Given exercise - Copy out each line of the data holding "document".

Data extract -

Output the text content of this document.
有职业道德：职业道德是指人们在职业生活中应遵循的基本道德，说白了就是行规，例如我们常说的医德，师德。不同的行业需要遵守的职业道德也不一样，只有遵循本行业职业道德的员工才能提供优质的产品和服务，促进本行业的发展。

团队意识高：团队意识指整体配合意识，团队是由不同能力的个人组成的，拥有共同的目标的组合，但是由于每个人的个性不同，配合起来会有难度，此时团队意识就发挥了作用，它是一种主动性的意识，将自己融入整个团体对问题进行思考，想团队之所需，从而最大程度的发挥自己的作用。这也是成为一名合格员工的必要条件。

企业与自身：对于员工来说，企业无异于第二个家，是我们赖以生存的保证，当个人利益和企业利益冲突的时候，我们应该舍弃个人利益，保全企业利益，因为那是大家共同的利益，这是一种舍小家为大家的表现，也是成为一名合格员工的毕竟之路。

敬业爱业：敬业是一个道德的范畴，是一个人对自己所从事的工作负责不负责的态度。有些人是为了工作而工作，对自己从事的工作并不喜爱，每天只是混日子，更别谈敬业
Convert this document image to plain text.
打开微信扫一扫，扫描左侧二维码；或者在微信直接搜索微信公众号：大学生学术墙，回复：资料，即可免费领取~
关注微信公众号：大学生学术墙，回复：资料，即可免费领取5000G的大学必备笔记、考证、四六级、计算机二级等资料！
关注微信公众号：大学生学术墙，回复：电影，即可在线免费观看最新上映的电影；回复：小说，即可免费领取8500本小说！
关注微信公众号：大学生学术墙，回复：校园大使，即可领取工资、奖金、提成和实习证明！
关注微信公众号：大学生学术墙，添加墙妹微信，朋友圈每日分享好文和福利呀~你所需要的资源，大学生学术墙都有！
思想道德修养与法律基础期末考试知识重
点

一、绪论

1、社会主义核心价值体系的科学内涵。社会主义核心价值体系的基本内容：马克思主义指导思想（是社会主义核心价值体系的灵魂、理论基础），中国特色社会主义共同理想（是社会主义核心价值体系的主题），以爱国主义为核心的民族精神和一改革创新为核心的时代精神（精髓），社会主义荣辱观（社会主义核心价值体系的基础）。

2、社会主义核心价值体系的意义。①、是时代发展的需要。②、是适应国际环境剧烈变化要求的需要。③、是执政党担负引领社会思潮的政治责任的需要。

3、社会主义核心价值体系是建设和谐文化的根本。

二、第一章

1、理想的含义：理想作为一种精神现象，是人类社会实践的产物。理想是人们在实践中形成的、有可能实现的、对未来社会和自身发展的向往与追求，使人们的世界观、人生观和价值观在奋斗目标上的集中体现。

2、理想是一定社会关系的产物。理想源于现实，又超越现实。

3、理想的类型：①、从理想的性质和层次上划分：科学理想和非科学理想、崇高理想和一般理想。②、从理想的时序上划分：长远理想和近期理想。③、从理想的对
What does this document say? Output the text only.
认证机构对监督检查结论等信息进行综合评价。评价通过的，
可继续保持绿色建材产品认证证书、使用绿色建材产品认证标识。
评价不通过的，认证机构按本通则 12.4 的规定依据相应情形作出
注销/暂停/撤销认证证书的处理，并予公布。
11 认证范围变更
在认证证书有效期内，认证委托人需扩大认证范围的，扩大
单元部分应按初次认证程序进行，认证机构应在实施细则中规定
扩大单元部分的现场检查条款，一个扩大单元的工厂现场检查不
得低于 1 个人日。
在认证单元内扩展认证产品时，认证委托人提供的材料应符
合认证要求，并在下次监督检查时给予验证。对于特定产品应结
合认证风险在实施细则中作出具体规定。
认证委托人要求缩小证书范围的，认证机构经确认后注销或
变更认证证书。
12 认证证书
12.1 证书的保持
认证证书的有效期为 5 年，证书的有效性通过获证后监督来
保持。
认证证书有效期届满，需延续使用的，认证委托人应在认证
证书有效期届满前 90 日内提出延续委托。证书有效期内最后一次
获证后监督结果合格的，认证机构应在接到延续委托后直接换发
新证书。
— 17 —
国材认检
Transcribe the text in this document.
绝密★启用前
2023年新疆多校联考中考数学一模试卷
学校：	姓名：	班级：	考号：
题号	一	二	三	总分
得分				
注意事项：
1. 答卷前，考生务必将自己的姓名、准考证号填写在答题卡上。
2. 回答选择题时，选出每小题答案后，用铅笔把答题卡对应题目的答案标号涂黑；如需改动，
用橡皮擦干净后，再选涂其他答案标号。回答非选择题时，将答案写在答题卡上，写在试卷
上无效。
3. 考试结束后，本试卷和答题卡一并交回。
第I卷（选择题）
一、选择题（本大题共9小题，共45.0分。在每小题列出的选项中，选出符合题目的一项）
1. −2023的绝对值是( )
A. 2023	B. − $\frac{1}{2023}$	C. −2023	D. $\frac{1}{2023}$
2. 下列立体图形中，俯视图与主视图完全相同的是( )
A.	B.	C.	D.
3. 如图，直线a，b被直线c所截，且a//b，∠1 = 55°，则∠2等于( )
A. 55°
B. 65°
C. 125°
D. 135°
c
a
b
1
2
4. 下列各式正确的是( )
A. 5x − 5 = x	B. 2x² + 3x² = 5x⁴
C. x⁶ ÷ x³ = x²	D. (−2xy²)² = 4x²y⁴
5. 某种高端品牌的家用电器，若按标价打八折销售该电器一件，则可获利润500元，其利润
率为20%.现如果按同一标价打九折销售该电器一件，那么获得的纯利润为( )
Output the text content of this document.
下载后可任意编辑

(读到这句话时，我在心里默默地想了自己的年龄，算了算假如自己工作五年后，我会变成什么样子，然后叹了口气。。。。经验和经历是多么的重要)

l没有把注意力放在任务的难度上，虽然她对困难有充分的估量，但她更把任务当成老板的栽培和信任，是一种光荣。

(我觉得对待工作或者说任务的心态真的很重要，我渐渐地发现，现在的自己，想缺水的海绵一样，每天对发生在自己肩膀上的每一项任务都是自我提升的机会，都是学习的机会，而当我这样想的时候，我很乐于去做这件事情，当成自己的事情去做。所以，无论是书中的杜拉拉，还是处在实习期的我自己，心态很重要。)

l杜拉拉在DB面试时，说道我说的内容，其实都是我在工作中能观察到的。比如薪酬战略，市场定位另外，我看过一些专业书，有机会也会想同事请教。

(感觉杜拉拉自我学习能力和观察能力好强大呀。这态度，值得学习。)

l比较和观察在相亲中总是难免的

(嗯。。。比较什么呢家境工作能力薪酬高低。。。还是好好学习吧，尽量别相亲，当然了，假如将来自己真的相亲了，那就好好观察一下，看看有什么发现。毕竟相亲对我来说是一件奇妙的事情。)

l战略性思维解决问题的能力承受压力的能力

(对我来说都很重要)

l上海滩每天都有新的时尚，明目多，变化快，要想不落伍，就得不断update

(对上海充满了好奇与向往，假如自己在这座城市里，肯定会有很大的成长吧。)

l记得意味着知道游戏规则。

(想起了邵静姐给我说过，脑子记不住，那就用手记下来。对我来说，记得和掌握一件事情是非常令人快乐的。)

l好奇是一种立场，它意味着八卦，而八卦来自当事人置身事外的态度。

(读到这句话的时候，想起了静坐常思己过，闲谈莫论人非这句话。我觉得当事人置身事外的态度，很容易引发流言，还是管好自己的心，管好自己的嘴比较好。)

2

Response for this exercise -
Output the text content of this document.
Convert this document image to plain text.
What does this document say? Output the text only.
Transcribe the text in this document.
Output the text content of this document.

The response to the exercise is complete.